▸ TASK STATEMENT:
Transcribe the material in full, exactly as written.
--- start of PROVIDED ENTRIES ---
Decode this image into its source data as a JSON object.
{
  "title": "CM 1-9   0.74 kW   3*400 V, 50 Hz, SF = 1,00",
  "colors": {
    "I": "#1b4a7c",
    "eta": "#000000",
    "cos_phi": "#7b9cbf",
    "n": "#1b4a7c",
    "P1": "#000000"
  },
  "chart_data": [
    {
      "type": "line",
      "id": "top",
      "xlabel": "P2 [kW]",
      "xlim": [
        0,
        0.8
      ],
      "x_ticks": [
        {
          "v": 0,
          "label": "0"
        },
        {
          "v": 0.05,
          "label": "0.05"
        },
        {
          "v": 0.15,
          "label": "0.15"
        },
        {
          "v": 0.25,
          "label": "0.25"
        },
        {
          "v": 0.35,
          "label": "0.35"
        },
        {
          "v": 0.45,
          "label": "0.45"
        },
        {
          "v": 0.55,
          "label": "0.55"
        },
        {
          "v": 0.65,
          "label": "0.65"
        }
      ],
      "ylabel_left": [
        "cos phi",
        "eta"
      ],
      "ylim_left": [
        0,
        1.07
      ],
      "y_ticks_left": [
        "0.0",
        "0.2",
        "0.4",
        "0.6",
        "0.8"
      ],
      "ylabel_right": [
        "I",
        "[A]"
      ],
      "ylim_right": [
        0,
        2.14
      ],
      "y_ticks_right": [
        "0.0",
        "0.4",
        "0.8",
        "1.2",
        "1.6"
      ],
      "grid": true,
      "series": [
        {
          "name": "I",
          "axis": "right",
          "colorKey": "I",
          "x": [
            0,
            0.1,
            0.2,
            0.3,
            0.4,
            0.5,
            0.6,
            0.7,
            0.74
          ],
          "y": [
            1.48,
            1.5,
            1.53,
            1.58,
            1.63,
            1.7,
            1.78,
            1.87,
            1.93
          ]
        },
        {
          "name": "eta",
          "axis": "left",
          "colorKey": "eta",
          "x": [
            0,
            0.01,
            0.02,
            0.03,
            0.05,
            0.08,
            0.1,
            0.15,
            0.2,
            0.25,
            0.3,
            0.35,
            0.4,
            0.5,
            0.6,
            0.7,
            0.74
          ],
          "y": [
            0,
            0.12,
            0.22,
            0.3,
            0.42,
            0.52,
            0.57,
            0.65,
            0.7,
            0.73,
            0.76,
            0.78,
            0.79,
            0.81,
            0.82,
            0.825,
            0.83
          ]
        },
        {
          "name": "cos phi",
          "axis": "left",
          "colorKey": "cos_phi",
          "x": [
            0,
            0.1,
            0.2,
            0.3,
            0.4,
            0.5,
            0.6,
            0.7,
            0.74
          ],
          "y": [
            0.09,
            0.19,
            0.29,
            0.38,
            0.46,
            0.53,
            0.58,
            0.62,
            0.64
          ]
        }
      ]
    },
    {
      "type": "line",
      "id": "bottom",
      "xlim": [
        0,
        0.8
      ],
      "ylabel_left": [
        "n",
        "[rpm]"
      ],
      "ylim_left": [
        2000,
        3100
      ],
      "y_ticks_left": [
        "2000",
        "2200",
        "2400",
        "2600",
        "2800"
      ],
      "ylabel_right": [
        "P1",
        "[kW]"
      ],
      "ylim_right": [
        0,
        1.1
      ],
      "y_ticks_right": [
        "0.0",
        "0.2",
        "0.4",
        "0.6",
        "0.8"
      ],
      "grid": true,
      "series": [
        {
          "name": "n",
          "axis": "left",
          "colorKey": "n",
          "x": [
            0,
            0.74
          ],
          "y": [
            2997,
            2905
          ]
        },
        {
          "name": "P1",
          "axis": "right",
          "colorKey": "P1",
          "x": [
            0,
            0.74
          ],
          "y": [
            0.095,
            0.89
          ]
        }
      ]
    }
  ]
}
--- end of PROVIDED ENTRIES ---
▸ ANSWER TO THIS TASK:
Decode this image into its source data as a JSON object.
{
  "title": "CM 1-9   0.74 kW   3*400 V, 50 Hz, SF = 1,00",
  "colors": {
    "I": "#1b4a7c",
    "eta": "#000000",
    "cos_phi": "#7b9cbf",
    "n": "#1b4a7c",
    "P1": "#000000"
  },
  "chart_data": [
    {
      "type": "line",
      "id": "top",
      "xlabel": "P2 [kW]",
      "xlim": [
        0,
        0.8
      ],
      "x_ticks": [
        {
          "v": 0,
          "label": "0"
        },
        {
          "v": 0.05,
          "label": "0.05"
        },
        {
          "v": 0.15,
          "label": "0.15"
        },
        {
          "v": 0.25,
          "label": "0.25"
        },
        {
          "v": 0.35,
          "label": "0.35"
        },
        {
          "v": 0.45,
          "label": "0.45"
        },
        {
          "v": 0.55,
          "label": "0.55"
        },
        {
          "v": 0.65,
          "label": "0.65"
        }
      ],
      "ylabel_left": [
        "cos phi",
        "eta"
      ],
      "ylim_left": [
        0,
        1.07
      ],
      "y_ticks_left": [
        "0.0",
        "0.2",
        "0.4",
        "0.6",
        "0.8"
      ],
      "ylabel_right": [
        "I",
        "[A]"
      ],
      "ylim_right": [
        0,
        2.14
      ],
      "y_ticks_right": [
        "0.0",
        "0.4",
        "0.8",
        "1.2",
        "1.6"
      ],
      "grid": true,
      "series": [
        {
          "name": "I",
          "axis": "right",
          "colorKey": "I",
          "x": [
            0,
            0.1,
            0.2,
            0.3,
            0.4,
            0.5,
            0.6,
            0.7,
            0.74
          ],
          "y": [
            1.48,
            1.5,
            1.53,
            1.58,
            1.63,
            1.7,
            1.78,
            1.87,
            1.93
          ]
        },
        {
          "name": "eta",
          "axis": "left",
          "colorKey": "eta",
          "x": [
            0,
            0.01,
            0.02,
            0.03,
            0.05,
            0.08,
            0.1,
            0.15,
            0.2,
            0.25,
            0.3,
            0.35,
            0.4,
            0.5,
            0.6,
            0.7,
            0.74
          ],
          "y": [
            0,
            0.12,
            0.22,
            0.3,
            0.42,
            0.52,
            0.57,
            0.65,
            0.7,
            0.73,
            0.76,
            0.78,
            0.79,
            0.81,
            0.82,
            0.825,
            0.83
          ]
        },
        {
          "name": "cos phi",
          "axis": "left",
          "colorKey": "cos_phi",
          "x": [
            0,
            0.1,
            0.2,
            0.3,
            0.4,
            0.5,
            0.6,
            0.7,
            0.74
          ],
          "y": [
            0.09,
            0.19,
            0.29,
            0.38,
            0.46,
            0.53,
            0.58,
            0.62,
            0.64
          ]
        }
      ]
    },
    {
      "type": "line",
      "id": "bottom",
      "xlim": [
        0,
        0.8
      ],
      "ylabel_left": [
        "n",
        "[rpm]"
      ],
      "ylim_left": [
        2000,
        3100
      ],
      "y_ticks_left": [
        "2000",
        "2200",
        "2400",
        "2600",
        "2800"
      ],
      "ylabel_right": [
        "P1",
        "[kW]"
      ],
      "ylim_right": [
        0,
        1.1
      ],
      "y_ticks_right": [
        "0.0",
        "0.2",
        "0.4",
        "0.6",
        "0.8"
      ],
      "grid": true,
      "series": [
        {
          "name": "n",
          "axis": "left",
          "colorKey": "n",
          "x": [
            0,
            0.74
          ],
          "y": [
            2997,
            2905
          ]
        },
        {
          "name": "P1",
          "axis": "right",
          "colorKey": "P1",
          "x": [
            0,
            0.74
          ],
          "y": [
            0.095,
            0.89
          ]
        }
      ]
    }
  ]
}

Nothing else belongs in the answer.